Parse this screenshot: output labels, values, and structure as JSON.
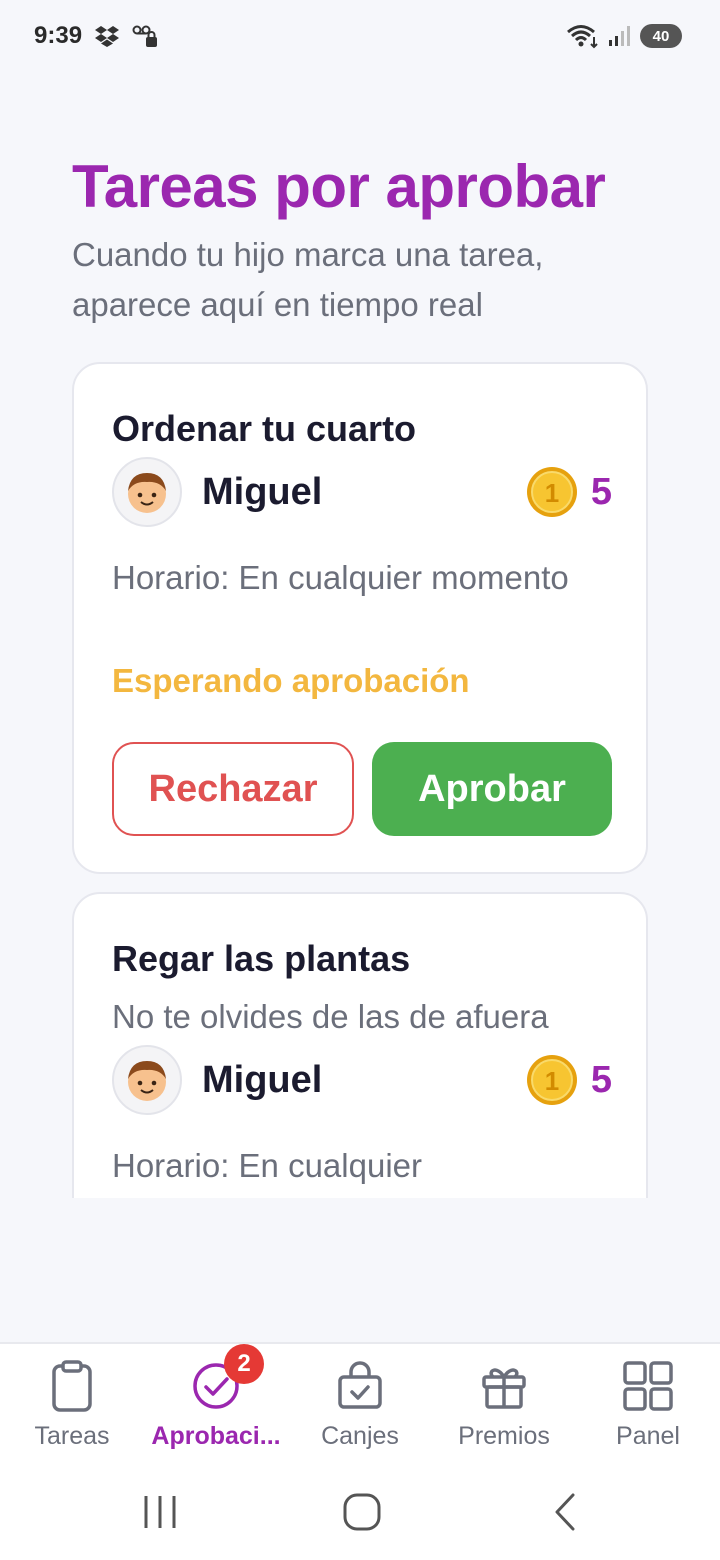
{
  "status_bar": {
    "time": "9:39",
    "battery": "40"
  },
  "header": {
    "title": "Tareas por aprobar",
    "subtitle": "Cuando tu hijo marca una tarea, aparece aquí en tiempo real"
  },
  "tasks": [
    {
      "title": "Ordenar tu cuarto",
      "kid": "Miguel",
      "points": "5",
      "schedule": "Horario: En cualquier momento",
      "status": "Esperando aprobación",
      "reject_label": "Rechazar",
      "approve_label": "Aprobar"
    },
    {
      "title": "Regar las plantas",
      "note": "No te olvides de las de afuera",
      "kid": "Miguel",
      "points": "5",
      "schedule": "Horario: En cualquier"
    }
  ],
  "bottom_nav": {
    "items": [
      {
        "label": "Tareas"
      },
      {
        "label": "Aprobaci...",
        "badge": "2"
      },
      {
        "label": "Canjes"
      },
      {
        "label": "Premios"
      },
      {
        "label": "Panel"
      }
    ],
    "active_index": 1
  },
  "colors": {
    "accent": "#9b27af",
    "approve": "#4caf50",
    "reject": "#e05252",
    "pending": "#f3b73f"
  }
}
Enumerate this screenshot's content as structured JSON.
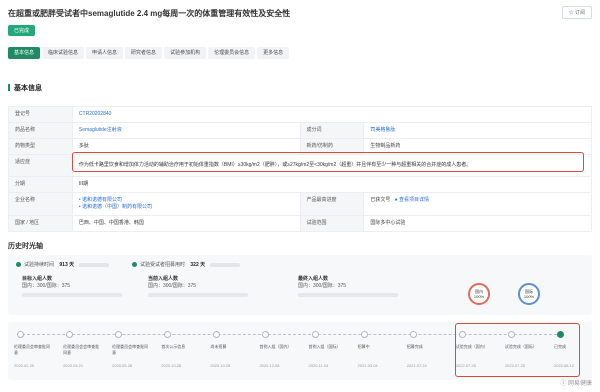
{
  "header": {
    "title": "在超重或肥胖受试者中semaglutide 2.4 mg每周一次的体重管理有效性及安全性",
    "subscribe_label": "订阅",
    "status_badge": "已完成"
  },
  "tabs": [
    "基本信息",
    "临床试验信息",
    "申请人信息",
    "研究者信息",
    "试验参加机构",
    "伦理委员会信息",
    "更多信息"
  ],
  "section_title": "基本信息",
  "info": {
    "reg_no_label": "登记号",
    "reg_no_value": "CTR20202840",
    "drug_label": "药品名称",
    "drug_value": "Semaglutide注射液",
    "drug_class_label": "药物类型",
    "drug_class_value": "多肽",
    "ingredient_label": "成分词",
    "ingredient_value": "司美格鲁肽",
    "sponsor_type_label": "新药/仿制药",
    "sponsor_type_value": "生物制品新药",
    "indication_label": "适应症",
    "indication_value": "作为低卡路里饮食和增加体力活动的辅助治疗用于初始体重指数（BMI）≥30kg/m2（肥胖），或≥27kg/m2至<30kg/m2（超重）并且伴有至少一种与超重相关的合并症的成人患者。",
    "phase_label": "分期",
    "phase_value": "III期",
    "company_label": "企业名称",
    "company_value_1": "• 诺和诺德有限公司",
    "company_value_2": "• 诺和诺德（中国）制药有限公司",
    "product_progress_label": "产品最高进度",
    "product_progress_value": "已获文号",
    "product_progress_link": "查看项目详情",
    "region_label": "国家 / 地区",
    "region_value": "巴西、中国、中国香港、韩国",
    "trial_type_label": "试验范围",
    "trial_type_value": "国际多中心试验"
  },
  "history_title": "历史时光轴",
  "stats": {
    "duration_label": "试验持续时间",
    "duration_value": "913 天",
    "recruit_label": "试验受试者招募用时",
    "recruit_value": "322 天",
    "target_label": "目标入组人数",
    "target_value": "国内：300/国际：375",
    "current_label": "当前入组人数",
    "current_value": "国内：300/国际：375",
    "final_label": "最终入组人数",
    "final_value": "国内：300/国际：375",
    "circle1_label": "国内",
    "circle1_value": "100%",
    "circle2_label": "国际",
    "circle2_value": "100%"
  },
  "timeline": [
    {
      "label": "伦理委员会审查批同意",
      "date": "2020.02.25"
    },
    {
      "label": "伦理委员会会审查批同意",
      "date": "2020.04.21"
    },
    {
      "label": "伦理委员会审查批同意",
      "date": "2020.05.26"
    },
    {
      "label": "首次公示信息",
      "date": "2020.10.28"
    },
    {
      "label": "尚未招募",
      "date": "2020.10.28"
    },
    {
      "label": "首例入组（国内）",
      "date": "2020.12.08"
    },
    {
      "label": "首例入组（国际）",
      "date": "2020.11.04"
    },
    {
      "label": "招募中",
      "date": "2021.03.04"
    },
    {
      "label": "招募完成",
      "date": "2021.07.24"
    },
    {
      "label": "试验完成（国内）",
      "date": "2022.07.25"
    },
    {
      "label": "试验完成（国际）",
      "date": "2022.07.25"
    },
    {
      "label": "已完成",
      "date": "2022.08.12"
    }
  ],
  "watermark": "网易健康"
}
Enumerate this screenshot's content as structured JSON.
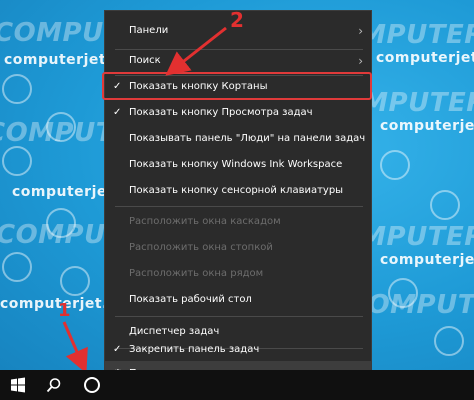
{
  "watermark": {
    "brand": "COMPUTERJET",
    "site": "computerjet.ru"
  },
  "menu": {
    "items": [
      {
        "label": "Панели",
        "submenu": true
      },
      {
        "label": "Поиск",
        "submenu": true
      },
      {
        "label": "Показать кнопку Кортаны",
        "checked": true
      },
      {
        "label": "Показать кнопку Просмотра задач",
        "checked": true
      },
      {
        "label": "Показывать панель \"Люди\" на панели задач"
      },
      {
        "label": "Показать кнопку Windows Ink Workspace"
      },
      {
        "label": "Показать кнопку сенсорной клавиатуры"
      },
      {
        "label": "Расположить окна каскадом",
        "disabled": true
      },
      {
        "label": "Расположить окна стопкой",
        "disabled": true
      },
      {
        "label": "Расположить окна рядом",
        "disabled": true
      },
      {
        "label": "Показать рабочий стол"
      },
      {
        "label": "Диспетчер задач"
      },
      {
        "label": "Закрепить панель задач",
        "checked": true
      },
      {
        "label": "Параметры панели задач",
        "icon": "gear-icon"
      }
    ]
  },
  "annotations": {
    "step1": "1",
    "step2": "2",
    "color": "#e23030"
  },
  "taskbar": {
    "icons": [
      "windows-start-icon",
      "search-icon",
      "cortana-icon"
    ]
  }
}
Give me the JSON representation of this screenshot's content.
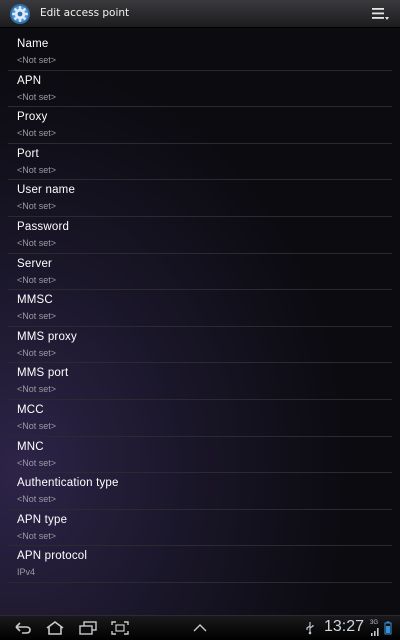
{
  "header": {
    "title": "Edit access point",
    "app_icon": "settings-gear-icon",
    "menu_icon": "overflow-menu-icon"
  },
  "fields": [
    {
      "label": "Name",
      "value": "<Not set>"
    },
    {
      "label": "APN",
      "value": "<Not set>"
    },
    {
      "label": "Proxy",
      "value": "<Not set>"
    },
    {
      "label": "Port",
      "value": "<Not set>"
    },
    {
      "label": "User name",
      "value": "<Not set>"
    },
    {
      "label": "Password",
      "value": "<Not set>"
    },
    {
      "label": "Server",
      "value": "<Not set>"
    },
    {
      "label": "MMSC",
      "value": "<Not set>"
    },
    {
      "label": "MMS proxy",
      "value": "<Not set>"
    },
    {
      "label": "MMS port",
      "value": "<Not set>"
    },
    {
      "label": "MCC",
      "value": "<Not set>"
    },
    {
      "label": "MNC",
      "value": "<Not set>"
    },
    {
      "label": "Authentication type",
      "value": "<Not set>"
    },
    {
      "label": "APN type",
      "value": "<Not set>"
    },
    {
      "label": "APN protocol",
      "value": "IPv4"
    }
  ],
  "navbar": {
    "time": "13:27",
    "network_label": "3G",
    "buttons": [
      "back-icon",
      "home-icon",
      "recent-apps-icon",
      "screenshot-icon",
      "notifications-up-icon"
    ]
  },
  "colors": {
    "accent": "#3b8fd9",
    "background": "#0b0b0f",
    "value_text": "#9c9ca4"
  }
}
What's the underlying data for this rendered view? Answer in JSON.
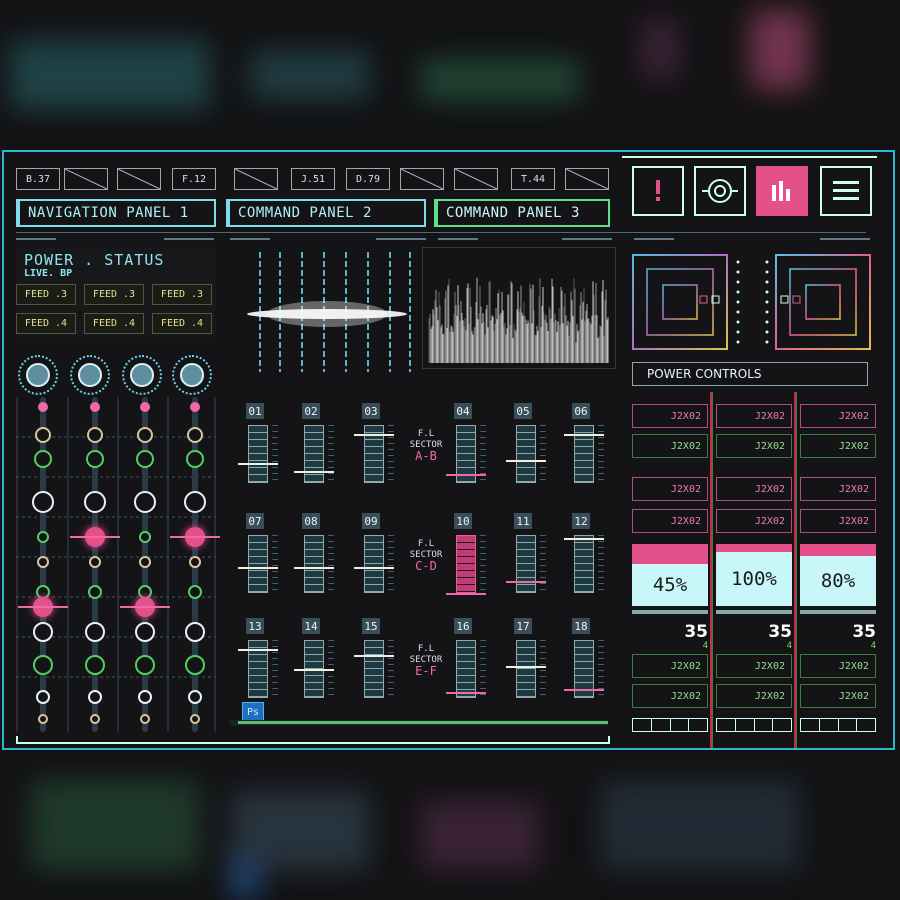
{
  "top_chips": [
    "B.37",
    "",
    "",
    "F.12",
    "",
    "J.51",
    "D.79",
    "",
    "",
    "T.44",
    ""
  ],
  "nav": {
    "panel1": "NAVIGATION PANEL 1",
    "panel2": "COMMAND PANEL 2",
    "panel3": "COMMAND PANEL 3",
    "active": "panel3"
  },
  "icons": [
    "alert-icon",
    "target-icon",
    "bar-chart-icon",
    "menu-icon"
  ],
  "power_status": {
    "title": "POWER . STATUS",
    "subtitle": "LIVE. BP",
    "feeds": [
      "FEED .3",
      "FEED .3",
      "FEED .3",
      "FEED .4",
      "FEED .4",
      "FEED .4"
    ]
  },
  "faders": {
    "labels": [
      "01",
      "02",
      "03",
      "04",
      "05",
      "06",
      "07",
      "08",
      "09",
      "10",
      "11",
      "12",
      "13",
      "14",
      "15",
      "16",
      "17",
      "18"
    ],
    "levels": [
      0.35,
      0.2,
      0.85,
      0.15,
      0.4,
      0.85,
      0.45,
      0.45,
      0.45,
      0.0,
      0.2,
      0.95,
      0.85,
      0.5,
      0.75,
      0.1,
      0.55,
      0.15
    ],
    "sectors": [
      {
        "label": "F.L",
        "title": "SECTOR",
        "code": "A-B"
      },
      {
        "label": "F.L",
        "title": "SECTOR",
        "code": "C-D"
      },
      {
        "label": "F.L",
        "title": "SECTOR",
        "code": "E-F"
      }
    ],
    "ps_badge": "Ps"
  },
  "power_controls": {
    "title": "POWER CONTROLS",
    "button_label": "J2X02",
    "columns": [
      {
        "percent": "45%",
        "level": 0.45,
        "value": "35",
        "sub": "4"
      },
      {
        "percent": "100%",
        "level": 1.0,
        "value": "35",
        "sub": "4"
      },
      {
        "percent": "80%",
        "level": 0.8,
        "value": "35",
        "sub": "4"
      }
    ]
  },
  "colors": {
    "accent_cyan": "#2bb7d2",
    "accent_pink": "#e4508a",
    "accent_green": "#5fe08a",
    "accent_yellow": "#e6e08a"
  }
}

# [Work to be completed]
Look through the entries above; copy every line holding the string "screenshot".

# [Written solution]
Parse this screenshot: output labels, values, and structure as JSON.
Enumerate this screenshot's content as structured JSON.
Enumerate this screenshot's content as structured JSON.
Give me the JSON representation of this screenshot's content.
      "screenshot-icon",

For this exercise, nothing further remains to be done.